◆ **Material to process**:

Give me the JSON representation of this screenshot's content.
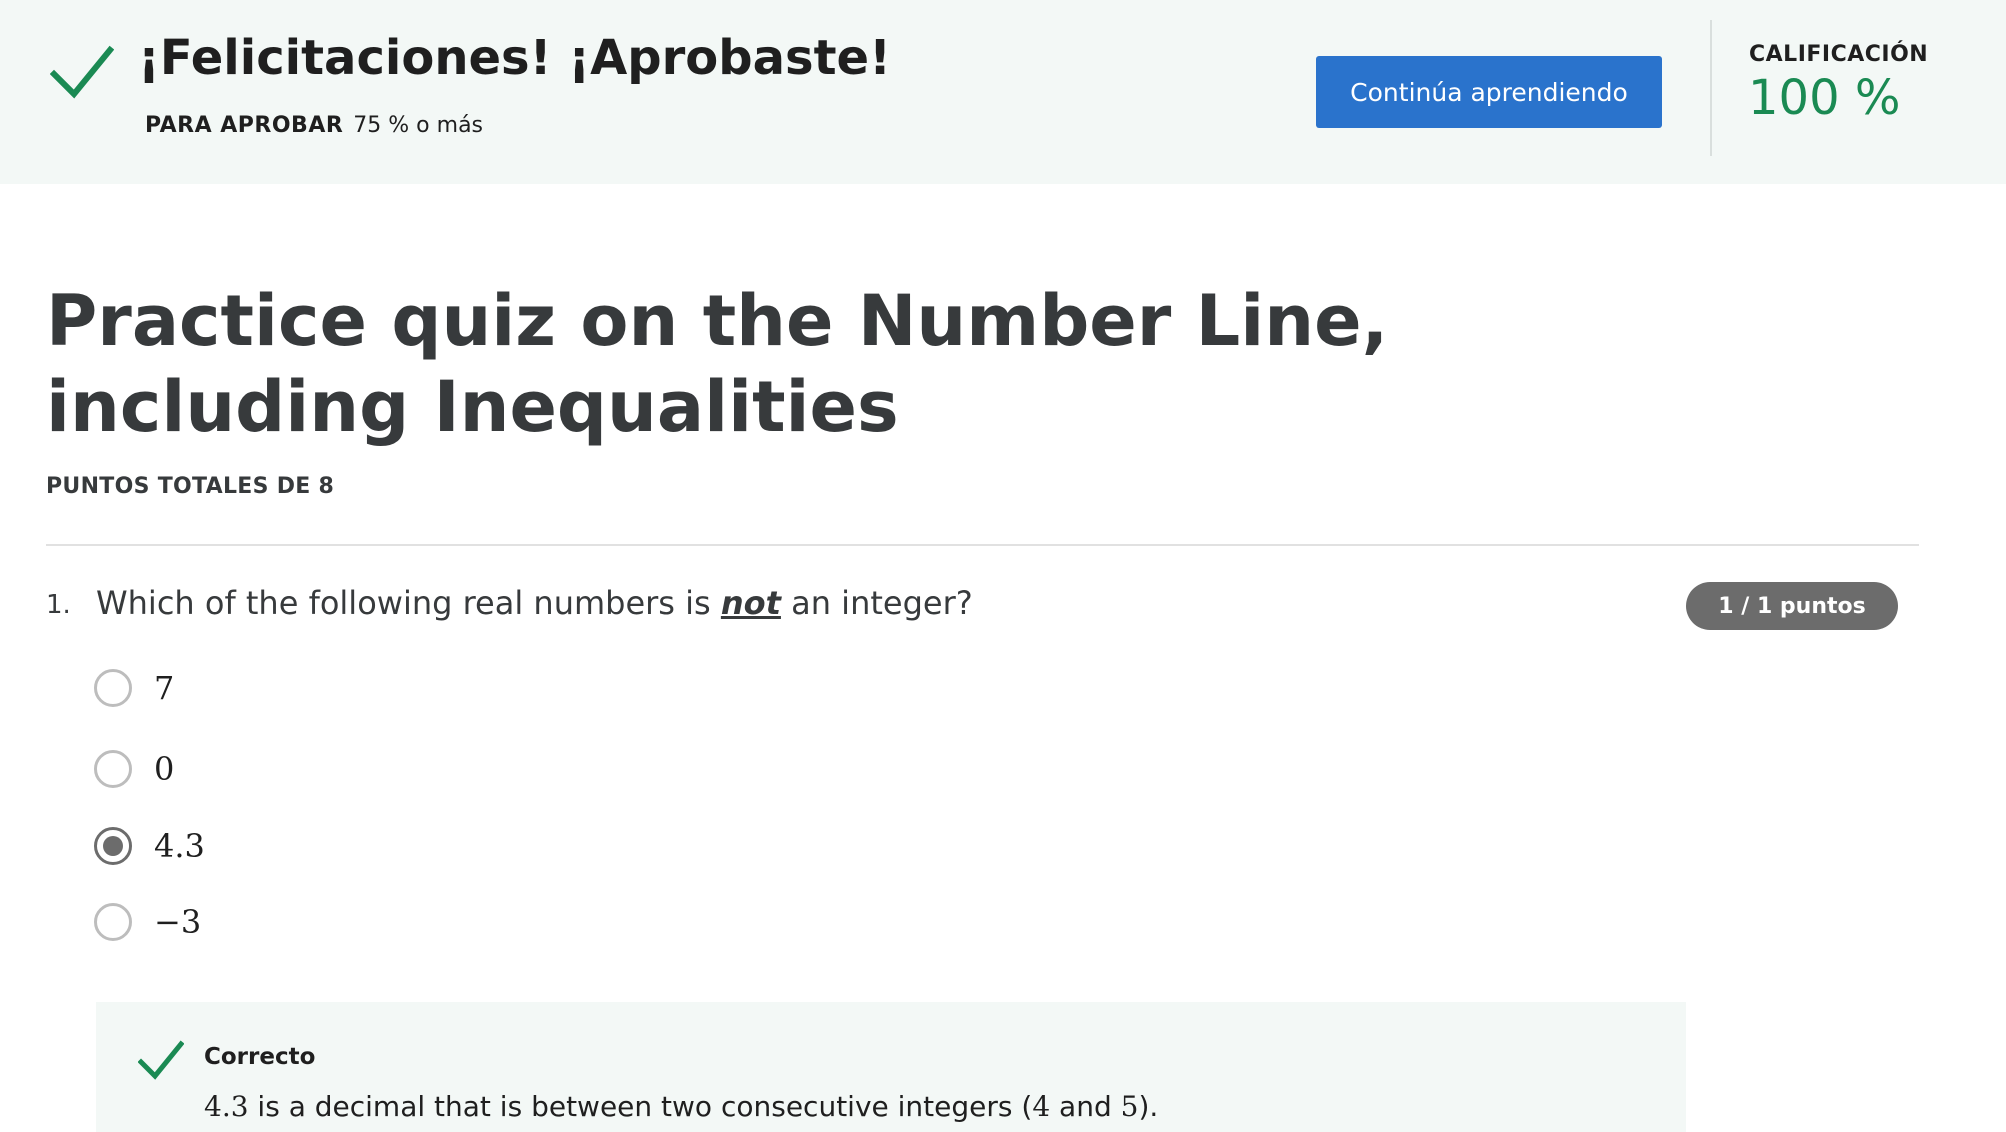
{
  "banner": {
    "title": "¡Felicitaciones! ¡Aprobaste!",
    "pass_label": "PARA APROBAR",
    "pass_value": "75 % o más",
    "continue_label": "Continúa aprendiendo",
    "grade_label": "CALIFICACIÓN",
    "grade_value": "100 %"
  },
  "quiz": {
    "title": "Practice quiz on the Number Line, including Inequalities",
    "total_points": "PUNTOS TOTALES DE 8"
  },
  "question": {
    "number": "1.",
    "text_before": "Which of the following real numbers is ",
    "text_emphasis": "not",
    "text_after": " an integer?",
    "points_badge": "1 / 1 puntos",
    "options": [
      {
        "label": "7",
        "selected": false
      },
      {
        "label": "0",
        "selected": false
      },
      {
        "label": "4.3",
        "selected": true
      },
      {
        "label": "−3",
        "selected": false
      }
    ]
  },
  "feedback": {
    "status": "Correcto",
    "value_a": "4.3",
    "text_1": " is a decimal that is between two consecutive integers (",
    "value_b": "4",
    "text_2": " and ",
    "value_c": "5",
    "text_3": ")."
  },
  "colors": {
    "success": "#1a8a53",
    "primary": "#2a73cc",
    "banner_bg": "#f3f8f6",
    "badge_bg": "#6c6c6c"
  }
}
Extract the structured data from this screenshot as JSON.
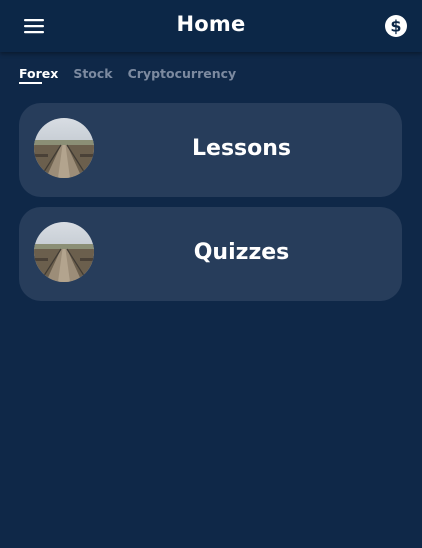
{
  "header": {
    "title": "Home",
    "menu_icon": "hamburger-menu-icon",
    "currency_icon": "dollar-circle-icon"
  },
  "tabs": [
    {
      "label": "Forex",
      "active": true
    },
    {
      "label": "Stock",
      "active": false
    },
    {
      "label": "Cryptocurrency",
      "active": false
    }
  ],
  "cards": [
    {
      "label": "Lessons",
      "thumbnail": "boardwalk-landscape"
    },
    {
      "label": "Quizzes",
      "thumbnail": "boardwalk-landscape"
    }
  ],
  "colors": {
    "background": "#0f2848",
    "header": "#0c2747",
    "card": "#273d5b",
    "text": "#ffffff",
    "inactive_tab": "#7c8aa0"
  }
}
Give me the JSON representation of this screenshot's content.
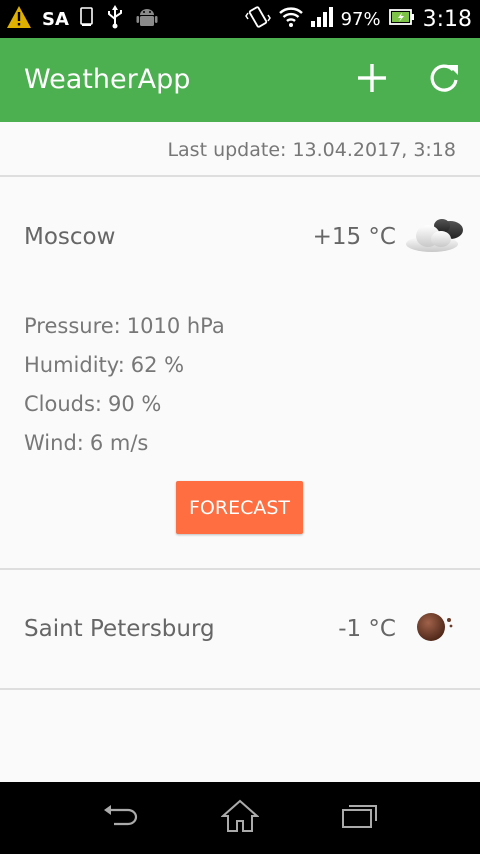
{
  "status_bar": {
    "carrier": "SA",
    "battery": "97%",
    "time": "3:18",
    "icons": [
      "warning-icon",
      "sim-icon",
      "usb-icon",
      "android-icon",
      "vibrate-icon",
      "wifi-icon",
      "signal-icon",
      "battery-icon"
    ]
  },
  "app_bar": {
    "title": "WeatherApp",
    "icons": [
      "add-icon",
      "refresh-icon"
    ]
  },
  "last_update": "Last update: 13.04.2017, 3:18",
  "cities": [
    {
      "name": "Moscow",
      "temp": "+15 °C",
      "weather_icon": "cloudy-night-icon",
      "details": [
        {
          "label": "Pressure:",
          "value": "1010 hPa"
        },
        {
          "label": "Humidity:",
          "value": "62 %"
        },
        {
          "label": "Clouds:",
          "value": "90 %"
        },
        {
          "label": "Wind:",
          "value": "6 m/s"
        }
      ],
      "forecast_button": "FORECAST"
    },
    {
      "name": "Saint Petersburg",
      "temp": "-1 °C",
      "weather_icon": "clear-night-icon"
    }
  ],
  "colors": {
    "app_bar": "#4caf50",
    "accent": "#ff6e40"
  },
  "nav_bar": {
    "icons": [
      "back-icon",
      "home-icon",
      "recents-icon"
    ]
  }
}
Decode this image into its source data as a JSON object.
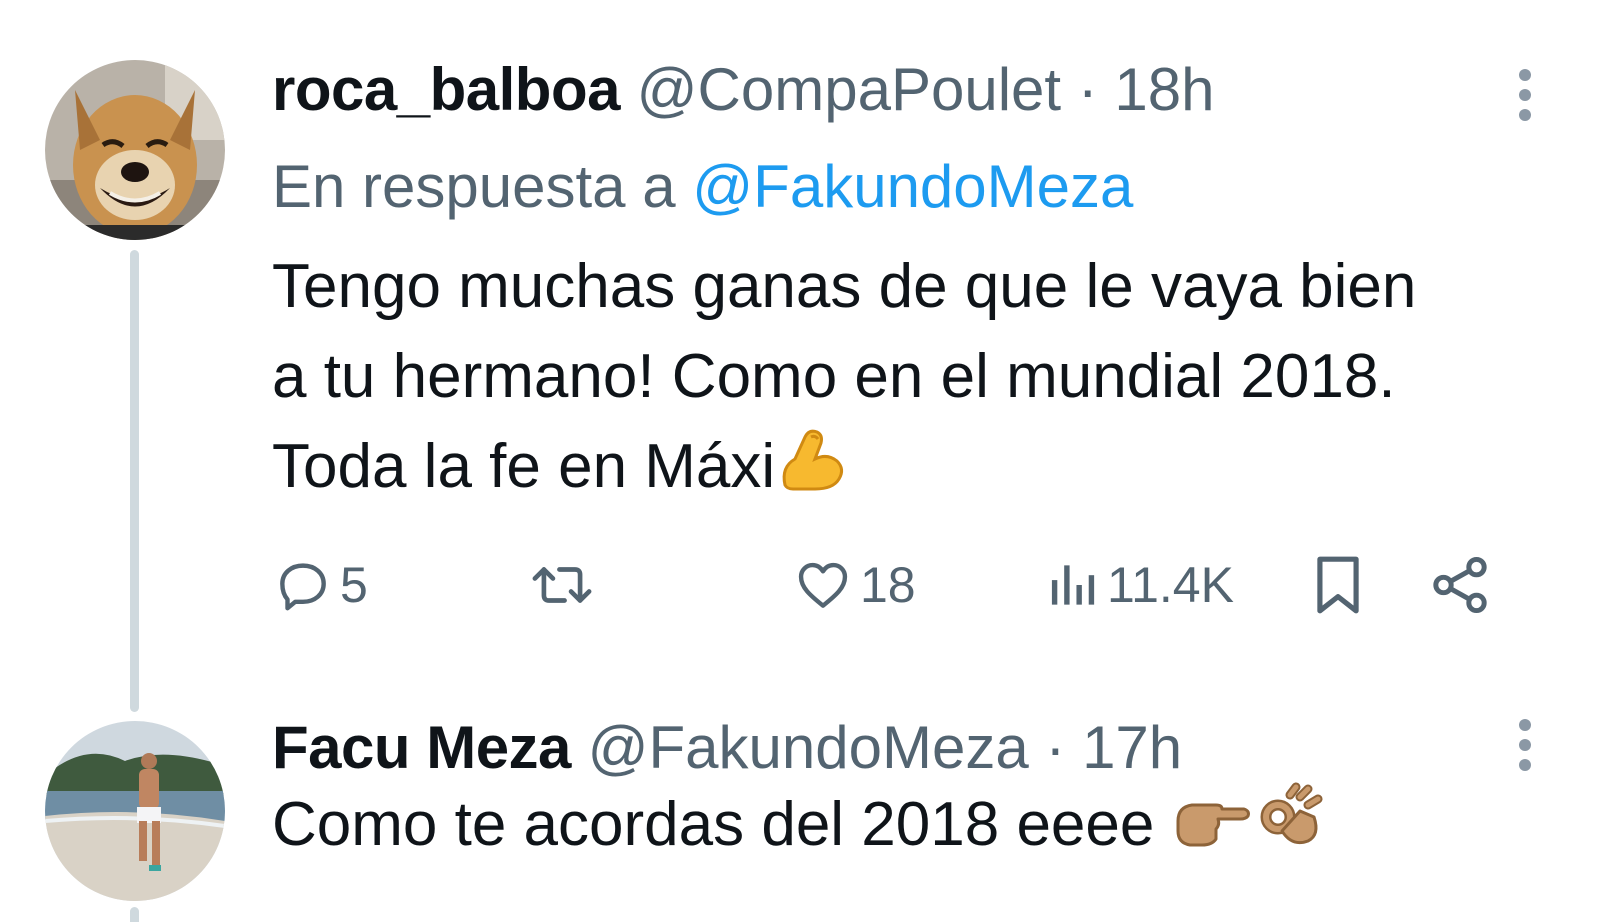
{
  "tweets": [
    {
      "display_name": "roca_balboa",
      "handle": "@CompaPoulet",
      "separator": "·",
      "time": "18h",
      "reply_prefix": "En respuesta a",
      "reply_handle": "@FakundoMeza",
      "text_lines": [
        "Tengo muchas ganas de que le vaya bien",
        "a tu hermano! Como en el mundial 2018.",
        "Toda la fe en Máxi"
      ],
      "text_emoji": "flexed-biceps-emoji",
      "actions": {
        "reply_count": "5",
        "retweet_count": "",
        "like_count": "18",
        "views_count": "11.4K"
      },
      "avatar": "smiling-dog-avatar"
    },
    {
      "display_name": "Facu Meza",
      "handle": "@FakundoMeza",
      "separator": "·",
      "time": "17h",
      "text": "Como te acordas del 2018 eeee",
      "text_emojis": [
        "pointing-right-emoji",
        "ok-hand-emoji"
      ],
      "avatar": "beach-person-avatar"
    }
  ],
  "colors": {
    "text_primary": "#0f1419",
    "text_secondary": "#536471",
    "link": "#1d9bf0",
    "thread_line": "#cfd9de"
  }
}
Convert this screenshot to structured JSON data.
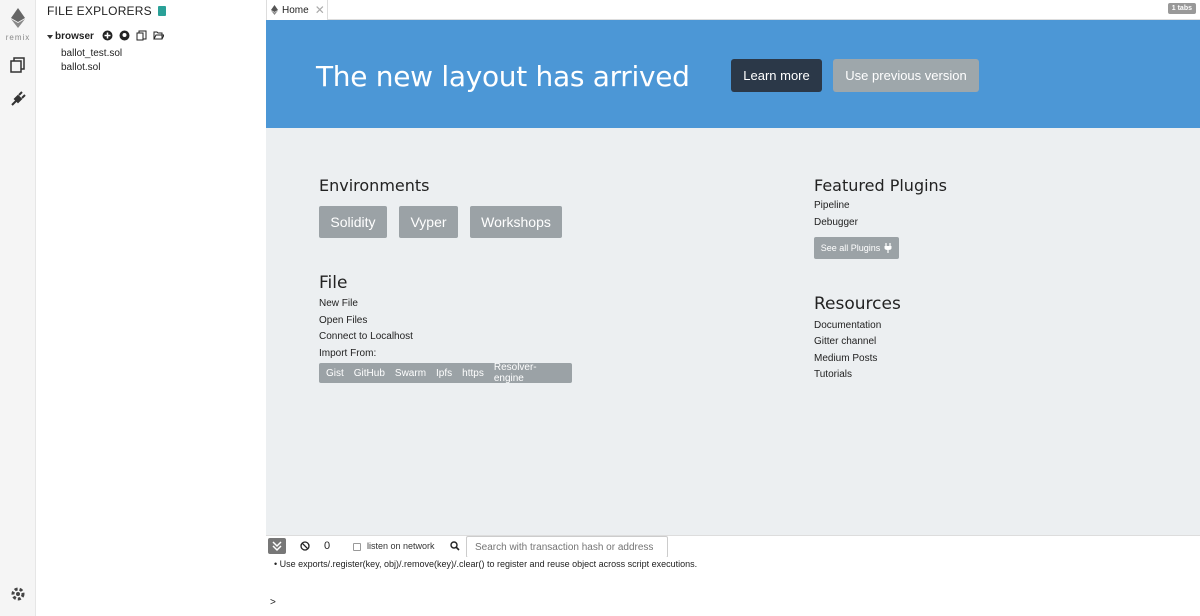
{
  "rail": {
    "logo_text": "remix",
    "icons": [
      "ethereum-icon",
      "file-explorer-icon",
      "plugin-manager-icon",
      "settings-icon"
    ]
  },
  "sidebar": {
    "title": "FILE EXPLORERS",
    "root": "browser",
    "files": [
      "ballot_test.sol",
      "ballot.sol"
    ]
  },
  "tabs": {
    "items": [
      {
        "label": "Home",
        "close": "✕"
      }
    ],
    "count_badge": "1 tabs"
  },
  "banner": {
    "headline": "The new layout has arrived",
    "learn_more": "Learn more",
    "previous_version": "Use previous version"
  },
  "environments": {
    "title": "Environments",
    "buttons": [
      "Solidity",
      "Vyper",
      "Workshops"
    ]
  },
  "file_section": {
    "title": "File",
    "links": [
      "New File",
      "Open Files",
      "Connect to Localhost"
    ],
    "import_label": "Import From:",
    "import_sources": [
      "Gist",
      "GitHub",
      "Swarm",
      "Ipfs",
      "https",
      "Resolver-engine"
    ]
  },
  "featured": {
    "title": "Featured Plugins",
    "links": [
      "Pipeline",
      "Debugger"
    ],
    "see_all": "See all Plugins"
  },
  "resources": {
    "title": "Resources",
    "links": [
      "Documentation",
      "Gitter channel",
      "Medium Posts",
      "Tutorials"
    ]
  },
  "terminal": {
    "count": "0",
    "listen_label": "listen on network",
    "search_placeholder": "Search with transaction hash or address",
    "log_line": "Use exports/.register(key, obj)/.remove(key)/.clear() to register and reuse object across script executions.",
    "prompt": ">"
  },
  "colors": {
    "banner": "#4c97d6",
    "dark_button": "#2b3848",
    "grey_button": "#9ba2a6",
    "main_bg": "#eceff1"
  }
}
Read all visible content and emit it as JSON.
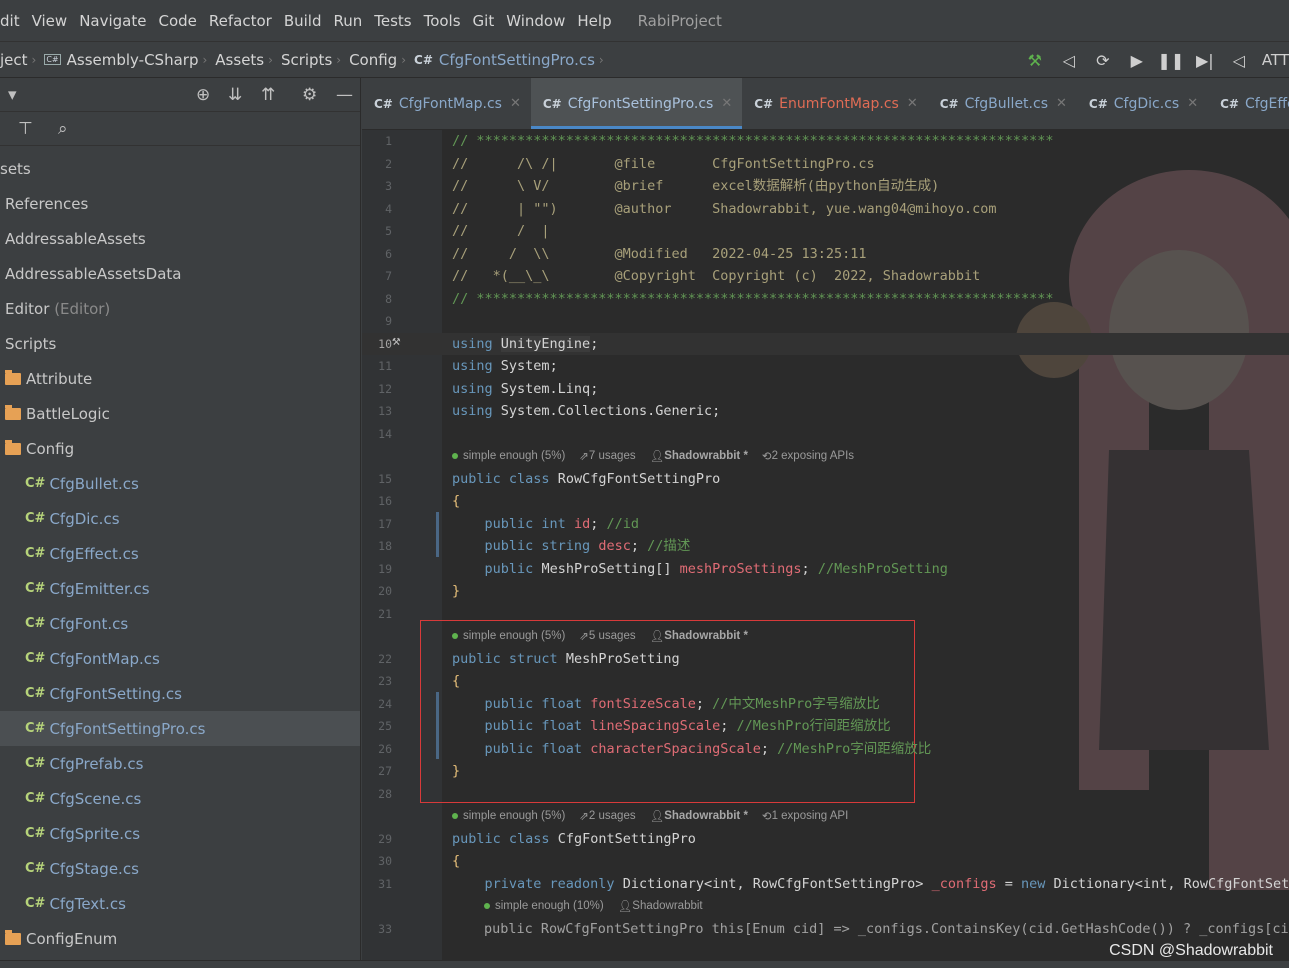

◆ **Written problem**: Reproduce the material word for word, minus the images.

◆ **Task solution**:
Give me the JSON representation of this screenshot's content.
{
  "banner": {
    "title": "¡Felicitaciones! ¡Aprobaste!",
    "pass_label": "PARA APROBAR",
    "pass_value": "75 % o más",
    "continue_label": "Continúa aprendiendo",
    "grade_label": "CALIFICACIÓN",
    "grade_value": "100 %"
  },
  "quiz": {
    "title": "Practice quiz on the Number Line, including Inequalities",
    "total_points": "PUNTOS TOTALES DE 8"
  },
  "question": {
    "number": "1.",
    "text_before": "Which of the following real numbers is ",
    "text_emphasis": "not",
    "text_after": " an integer?",
    "points_badge": "1 / 1 puntos",
    "options": [
      {
        "label": "7",
        "selected": false
      },
      {
        "label": "0",
        "selected": false
      },
      {
        "label": "4.3",
        "selected": true
      },
      {
        "label": "−3",
        "selected": false
      }
    ]
  },
  "feedback": {
    "status": "Correcto",
    "value_a": "4.3",
    "text_1": " is a decimal that is between two consecutive integers (",
    "value_b": "4",
    "text_2": " and ",
    "value_c": "5",
    "text_3": ")."
  },
  "colors": {
    "success": "#1a8a53",
    "primary": "#2a73cc",
    "banner_bg": "#f3f8f6",
    "badge_bg": "#6c6c6c"
  }
}
Extract the structured data from this screenshot as JSON.
{
  "header": {
    "title": "Home",
    "menu_icon": "hamburger-menu-icon",
    "currency_icon": "dollar-circle-icon"
  },
  "tabs": [
    {
      "label": "Forex",
      "active": true
    },
    {
      "label": "Stock",
      "active": false
    },
    {
      "label": "Cryptocurrency",
      "active": false
    }
  ],
  "cards": [
    {
      "label": "Lessons",
      "thumbnail": "boardwalk-landscape"
    },
    {
      "label": "Quizzes",
      "thumbnail": "boardwalk-landscape"
    }
  ],
  "colors": {
    "background": "#0f2848",
    "header": "#0c2747",
    "card": "#273d5b",
    "text": "#ffffff",
    "inactive_tab": "#7c8aa0"
  }
}
Give me the JSON representation of this screenshot's content.
{
  "status_bar": {
    "carrier": "SA",
    "battery": "97%",
    "time": "3:18",
    "icons": [
      "warning-icon",
      "sim-icon",
      "usb-icon",
      "android-icon",
      "vibrate-icon",
      "wifi-icon",
      "signal-icon",
      "battery-icon"
    ]
  },
  "app_bar": {
    "title": "WeatherApp",
    "icons": [
      "add-icon",
      "refresh-icon"
    ]
  },
  "last_update": "Last update: 13.04.2017, 3:18",
  "cities": [
    {
      "name": "Moscow",
      "temp": "+15 °C",
      "weather_icon": "cloudy-night-icon",
      "details": [
        {
          "label": "Pressure:",
          "value": "1010 hPa"
        },
        {
          "label": "Humidity:",
          "value": "62 %"
        },
        {
          "label": "Clouds:",
          "value": "90 %"
        },
        {
          "label": "Wind:",
          "value": "6 m/s"
        }
      ],
      "forecast_button": "FORECAST"
    },
    {
      "name": "Saint Petersburg",
      "temp": "-1 °C",
      "weather_icon": "clear-night-icon"
    }
  ],
  "colors": {
    "app_bar": "#4caf50",
    "accent": "#ff6e40"
  },
  "nav_bar": {
    "icons": [
      "back-icon",
      "home-icon",
      "recents-icon"
    ]
  }
}
Decode this image into its source data as a JSON object.
{
  "tweets": [
    {
      "display_name": "roca_balboa",
      "handle": "@CompaPoulet",
      "separator": "·",
      "time": "18h",
      "reply_prefix": "En respuesta a",
      "reply_handle": "@FakundoMeza",
      "text_lines": [
        "Tengo muchas ganas de que le vaya bien",
        "a tu hermano! Como en el mundial 2018.",
        "Toda la fe en Máxi"
      ],
      "text_emoji": "flexed-biceps-emoji",
      "actions": {
        "reply_count": "5",
        "retweet_count": "",
        "like_count": "18",
        "views_count": "11.4K"
      },
      "avatar": "smiling-dog-avatar"
    },
    {
      "display_name": "Facu Meza",
      "handle": "@FakundoMeza",
      "separator": "·",
      "time": "17h",
      "text": "Como te acordas del 2018 eeee",
      "text_emojis": [
        "pointing-right-emoji",
        "ok-hand-emoji"
      ],
      "avatar": "beach-person-avatar"
    }
  ],
  "colors": {
    "text_primary": "#0f1419",
    "text_secondary": "#536471",
    "link": "#1d9bf0",
    "thread_line": "#cfd9de"
  }
}
Convert this screenshot to structured JSON data.
{
  "rail": {
    "logo_text": "remix",
    "icons": [
      "ethereum-icon",
      "file-explorer-icon",
      "plugin-manager-icon",
      "settings-icon"
    ]
  },
  "sidebar": {
    "title": "FILE EXPLORERS",
    "root": "browser",
    "files": [
      "ballot_test.sol",
      "ballot.sol"
    ]
  },
  "tabs": {
    "items": [
      {
        "label": "Home",
        "close": "✕"
      }
    ],
    "count_badge": "1 tabs"
  },
  "banner": {
    "headline": "The new layout has arrived",
    "learn_more": "Learn more",
    "previous_version": "Use previous version"
  },
  "environments": {
    "title": "Environments",
    "buttons": [
      "Solidity",
      "Vyper",
      "Workshops"
    ]
  },
  "file_section": {
    "title": "File",
    "links": [
      "New File",
      "Open Files",
      "Connect to Localhost"
    ],
    "import_label": "Import From:",
    "import_sources": [
      "Gist",
      "GitHub",
      "Swarm",
      "Ipfs",
      "https",
      "Resolver-engine"
    ]
  },
  "featured": {
    "title": "Featured Plugins",
    "links": [
      "Pipeline",
      "Debugger"
    ],
    "see_all": "See all Plugins"
  },
  "resources": {
    "title": "Resources",
    "links": [
      "Documentation",
      "Gitter channel",
      "Medium Posts",
      "Tutorials"
    ]
  },
  "terminal": {
    "count": "0",
    "listen_label": "listen on network",
    "search_placeholder": "Search with transaction hash or address",
    "log_line": "Use exports/.register(key, obj)/.remove(key)/.clear() to register and reuse object across script executions.",
    "prompt": ">"
  },
  "colors": {
    "banner": "#4c97d6",
    "dark_button": "#2b3848",
    "grey_button": "#9ba2a6",
    "main_bg": "#eceff1"
  }
}
Read all visible content and emit it as JSON.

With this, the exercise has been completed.